### DATA
---+---
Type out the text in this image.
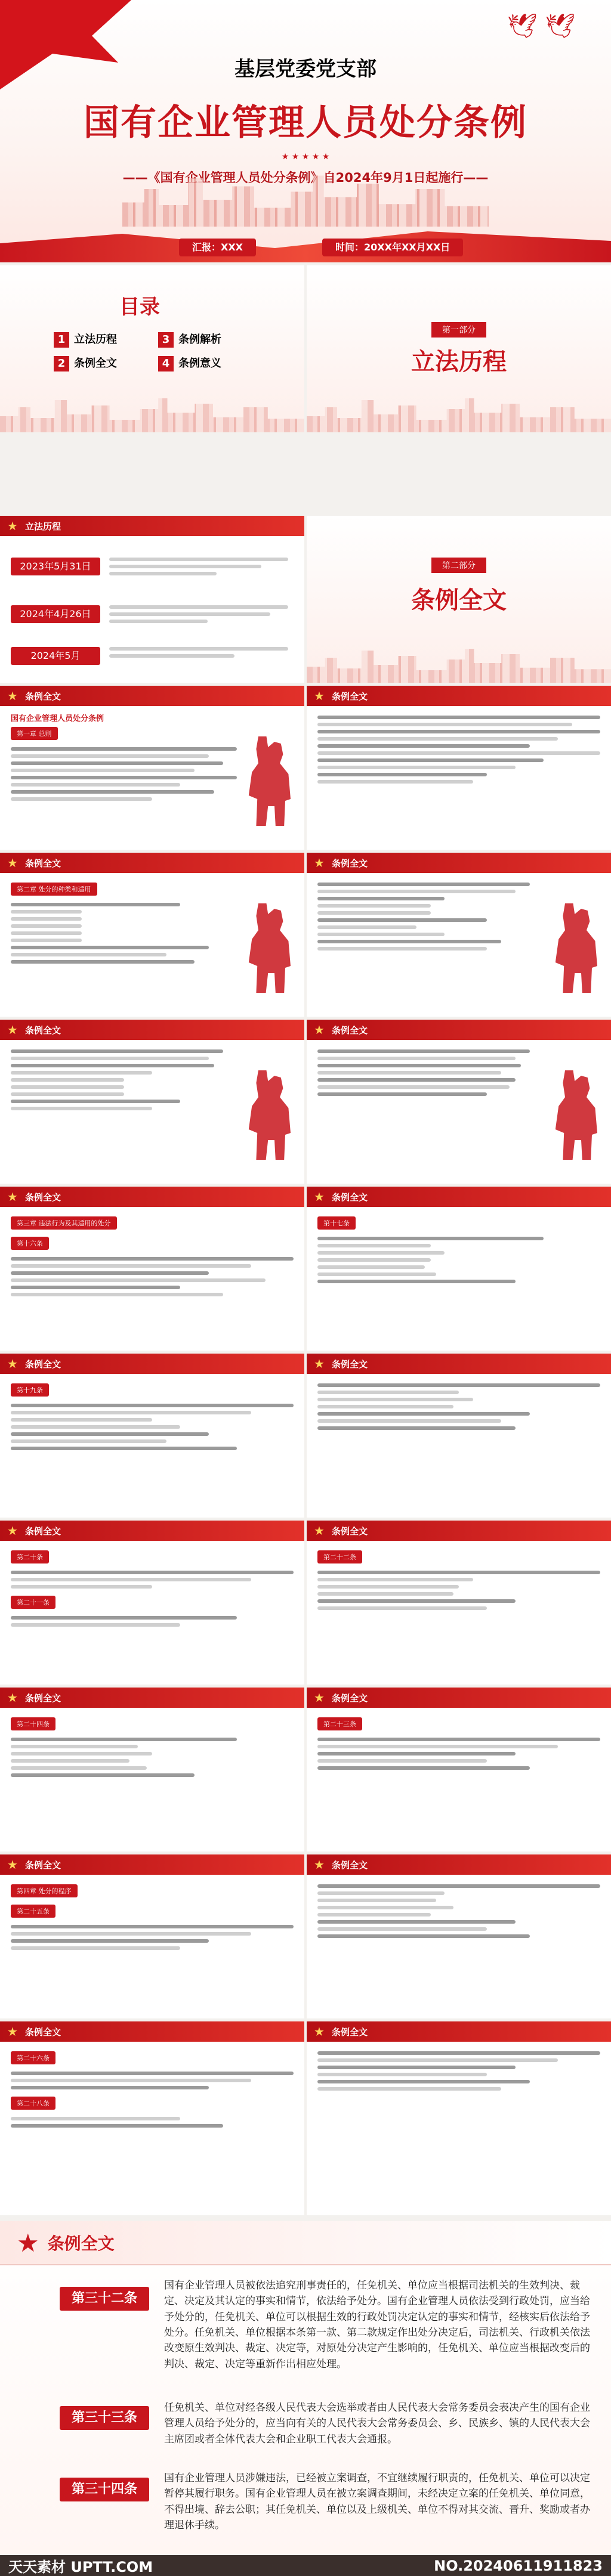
🕊 🕊
基层党委党支部
国有企业管理人员处分条例
★ ★ ★ ★ ★
——《国有企业管理人员处分条例》自2024年9月1日起施行——
汇报：XXX	时间：20XX年XX月XX日
目录
1 立法历程
2 条例全文
3 条例解析
4 条例意义
第一部分
立法历程
★ 立法历程
2023年5月31日
2024年4月26日
2024年5月
第二部分
条例全文
★ 条例全文
国有企业管理人员处分条例
第一章 总则
★ 条例全文
★ 条例全文
第二章 处分的种类和适用
★ 条例全文
★ 条例全文	★ 条例全文
★ 条例全文
第三章 违法行为及其适用的处分
第十六条
★ 条例全文
第十七条
★ 条例全文
第十九条
★ 条例全文
★ 条例全文
第二十条
第二十一条
★ 条例全文
第二十二条
★ 条例全文
第二十四条
★ 条例全文
第二十三条
★ 条例全文
第四章 处分的程序
第二十五条
★ 条例全文
★ 条例全文
第二十六条
第二十八条
★ 条例全文
★ 条例全文
第三十二条
国有企业管理人员被依法追究刑事责任的，任免机关、单位应当根据司法机关的生效判决、裁定、决定及其认定的事实和情节，依法给予处分。国有企业管理人员依法受到行政处罚，应当给予处分的，任免机关、单位可以根据生效的行政处罚决定认定的事实和情节，经核实后依法给予处分。任免机关、单位根据本条第一款、第二款规定作出处分决定后，司法机关、行政机关依法改变原生效判决、裁定、决定等，对原处分决定产生影响的，任免机关、单位应当根据改变后的判决、裁定、决定等重新作出相应处理。
第三十三条
任免机关、单位对经各级人民代表大会选举或者由人民代表大会常务委员会表决产生的国有企业管理人员给予处分的，应当向有关的人民代表大会常务委员会、乡、民族乡、镇的人民代表大会主席团或者全体代表大会和企业职工代表大会通报。
第三十四条
国有企业管理人员涉嫌违法，已经被立案调查，不宜继续履行职责的，任免机关、单位可以决定暂停其履行职务。国有企业管理人员在被立案调查期间，未经决定立案的任免机关、单位同意，不得出境、辞去公职；其任免机关、单位以及上级机关、单位不得对其交流、晋升、奖励或者办理退休手续。
天天素材 UPTT.COM	NO.20240611911823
---+---
### DIRECTIVE
Return the entries unchanged, save for the pictures, which do not belong in the copy.

### COMPLETE ANSWER
Type out the text in this image.
🕊 🕊
基层党委党支部
国有企业管理人员处分条例
★ ★ ★ ★ ★
——《国有企业管理人员处分条例》自2024年9月1日起施行——
汇报：XXX	时间：20XX年XX月XX日
目录
1 立法历程
2 条例全文
3 条例解析
4 条例意义
第一部分
立法历程
★ 立法历程
2023年5月31日
2024年4月26日
2024年5月
第二部分
条例全文
★ 条例全文
国有企业管理人员处分条例
第一章 总则
★ 条例全文
★ 条例全文
第二章 处分的种类和适用
★ 条例全文
★ 条例全文	★ 条例全文
★ 条例全文
第三章 违法行为及其适用的处分
第十六条
★ 条例全文
第十七条
★ 条例全文
第十九条
★ 条例全文
★ 条例全文
第二十条
第二十一条
★ 条例全文
第二十二条
★ 条例全文
第二十四条
★ 条例全文
第二十三条
★ 条例全文
第四章 处分的程序
第二十五条
★ 条例全文
★ 条例全文
第二十六条
第二十八条
★ 条例全文
★ 条例全文
第三十二条
国有企业管理人员被依法追究刑事责任的，任免机关、单位应当根据司法机关的生效判决、裁定、决定及其认定的事实和情节，依法给予处分。国有企业管理人员依法受到行政处罚，应当给予处分的，任免机关、单位可以根据生效的行政处罚决定认定的事实和情节，经核实后依法给予处分。任免机关、单位根据本条第一款、第二款规定作出处分决定后，司法机关、行政机关依法改变原生效判决、裁定、决定等，对原处分决定产生影响的，任免机关、单位应当根据改变后的判决、裁定、决定等重新作出相应处理。
第三十三条
任免机关、单位对经各级人民代表大会选举或者由人民代表大会常务委员会表决产生的国有企业管理人员给予处分的，应当向有关的人民代表大会常务委员会、乡、民族乡、镇的人民代表大会主席团或者全体代表大会和企业职工代表大会通报。
第三十四条
国有企业管理人员涉嫌违法，已经被立案调查，不宜继续履行职责的，任免机关、单位可以决定暂停其履行职务。国有企业管理人员在被立案调查期间，未经决定立案的任免机关、单位同意，不得出境、辞去公职；其任免机关、单位以及上级机关、单位不得对其交流、晋升、奖励或者办理退休手续。
天天素材 UPTT.COM	NO.20240611911823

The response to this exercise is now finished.